Stored data
## start

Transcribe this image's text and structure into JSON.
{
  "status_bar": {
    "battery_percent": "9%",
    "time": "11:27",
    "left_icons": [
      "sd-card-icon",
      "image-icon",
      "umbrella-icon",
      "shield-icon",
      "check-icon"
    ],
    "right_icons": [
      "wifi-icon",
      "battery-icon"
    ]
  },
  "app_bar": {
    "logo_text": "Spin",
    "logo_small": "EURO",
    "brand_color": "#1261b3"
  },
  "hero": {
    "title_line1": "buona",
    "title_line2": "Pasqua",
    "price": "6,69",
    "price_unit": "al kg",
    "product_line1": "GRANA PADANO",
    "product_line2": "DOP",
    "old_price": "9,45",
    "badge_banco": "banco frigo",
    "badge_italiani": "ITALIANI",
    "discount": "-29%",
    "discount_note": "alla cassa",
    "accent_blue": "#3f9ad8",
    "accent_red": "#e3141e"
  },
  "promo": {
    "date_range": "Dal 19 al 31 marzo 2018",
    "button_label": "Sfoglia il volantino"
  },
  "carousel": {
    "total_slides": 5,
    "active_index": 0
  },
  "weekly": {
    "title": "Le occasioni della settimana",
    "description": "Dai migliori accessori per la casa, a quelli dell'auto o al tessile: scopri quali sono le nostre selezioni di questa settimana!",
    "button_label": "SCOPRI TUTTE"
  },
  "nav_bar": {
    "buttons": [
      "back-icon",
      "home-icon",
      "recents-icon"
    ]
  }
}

## end

> WHAT IS BEING ASKED
Copy down the material exactly as written.

> FULL RESPONSE
Transcribe this image's text and structure into JSON.
{
  "status_bar": {
    "battery_percent": "9%",
    "time": "11:27",
    "left_icons": [
      "sd-card-icon",
      "image-icon",
      "umbrella-icon",
      "shield-icon",
      "check-icon"
    ],
    "right_icons": [
      "wifi-icon",
      "battery-icon"
    ]
  },
  "app_bar": {
    "logo_text": "Spin",
    "logo_small": "EURO",
    "brand_color": "#1261b3"
  },
  "hero": {
    "title_line1": "buona",
    "title_line2": "Pasqua",
    "price": "6,69",
    "price_unit": "al kg",
    "product_line1": "GRANA PADANO",
    "product_line2": "DOP",
    "old_price": "9,45",
    "badge_banco": "banco frigo",
    "badge_italiani": "ITALIANI",
    "discount": "-29%",
    "discount_note": "alla cassa",
    "accent_blue": "#3f9ad8",
    "accent_red": "#e3141e"
  },
  "promo": {
    "date_range": "Dal 19 al 31 marzo 2018",
    "button_label": "Sfoglia il volantino"
  },
  "carousel": {
    "total_slides": 5,
    "active_index": 0
  },
  "weekly": {
    "title": "Le occasioni della settimana",
    "description": "Dai migliori accessori per la casa, a quelli dell'auto o al tessile: scopri quali sono le nostre selezioni di questa settimana!",
    "button_label": "SCOPRI TUTTE"
  },
  "nav_bar": {
    "buttons": [
      "back-icon",
      "home-icon",
      "recents-icon"
    ]
  }
}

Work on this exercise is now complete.